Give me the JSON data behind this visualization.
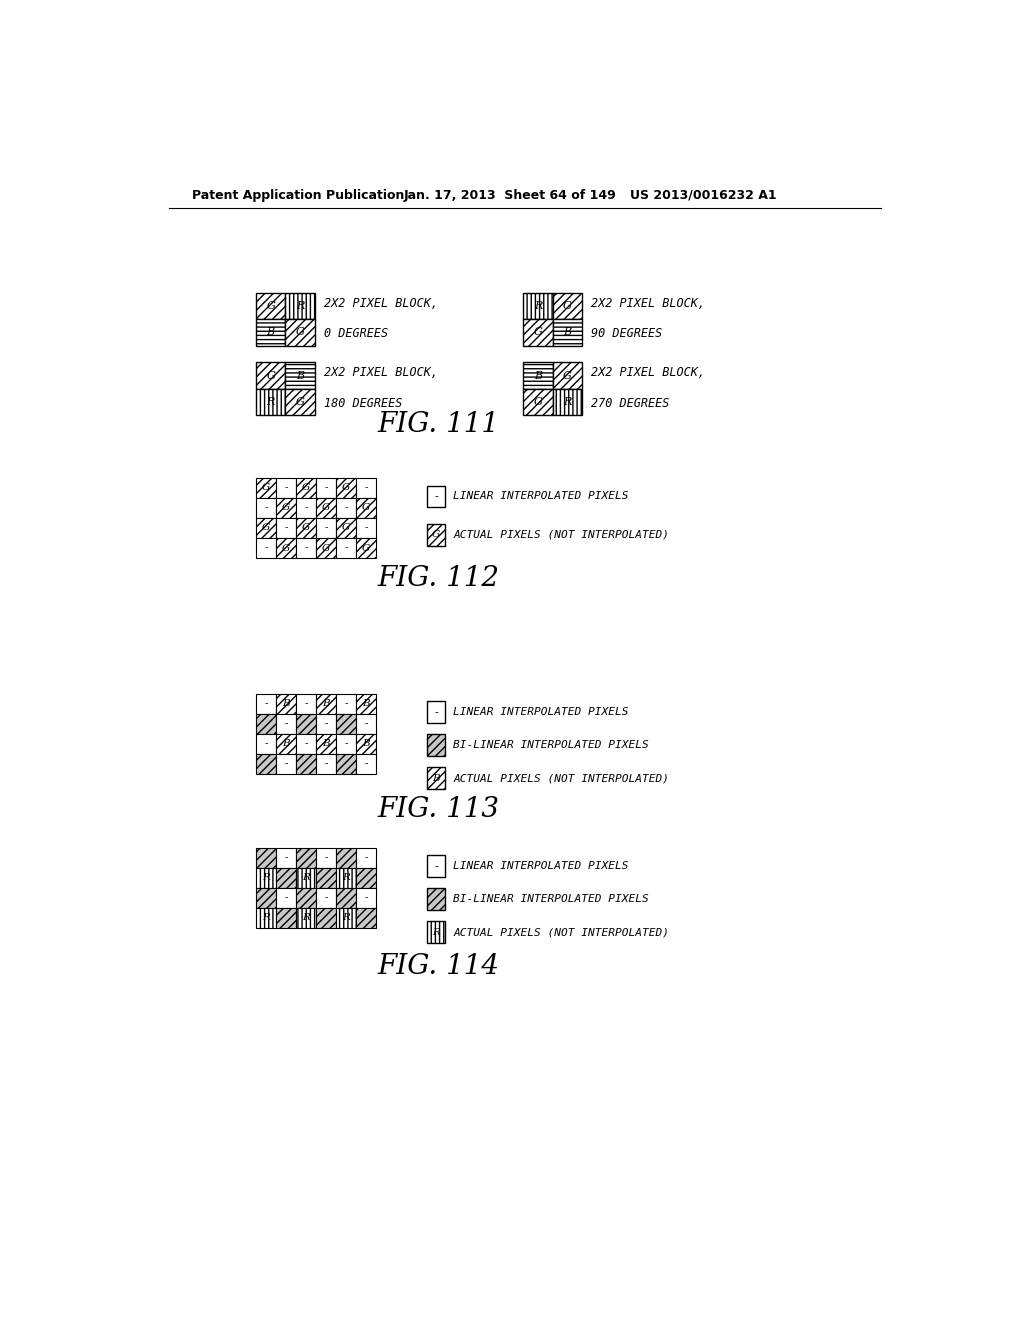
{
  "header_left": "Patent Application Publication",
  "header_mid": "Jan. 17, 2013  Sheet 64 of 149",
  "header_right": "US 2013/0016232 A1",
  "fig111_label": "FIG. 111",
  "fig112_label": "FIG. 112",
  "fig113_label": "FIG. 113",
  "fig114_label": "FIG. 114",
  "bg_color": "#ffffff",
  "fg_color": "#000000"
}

☆ ☆ ☆ ☆ ☆

Each entry shown above must be quoted exactly, with its pictures left out.

Give me the JSON data behind this visualization.
{
  "header_left": "Patent Application Publication",
  "header_mid": "Jan. 17, 2013  Sheet 64 of 149",
  "header_right": "US 2013/0016232 A1",
  "fig111_label": "FIG. 111",
  "fig112_label": "FIG. 112",
  "fig113_label": "FIG. 113",
  "fig114_label": "FIG. 114",
  "bg_color": "#ffffff",
  "fg_color": "#000000"
}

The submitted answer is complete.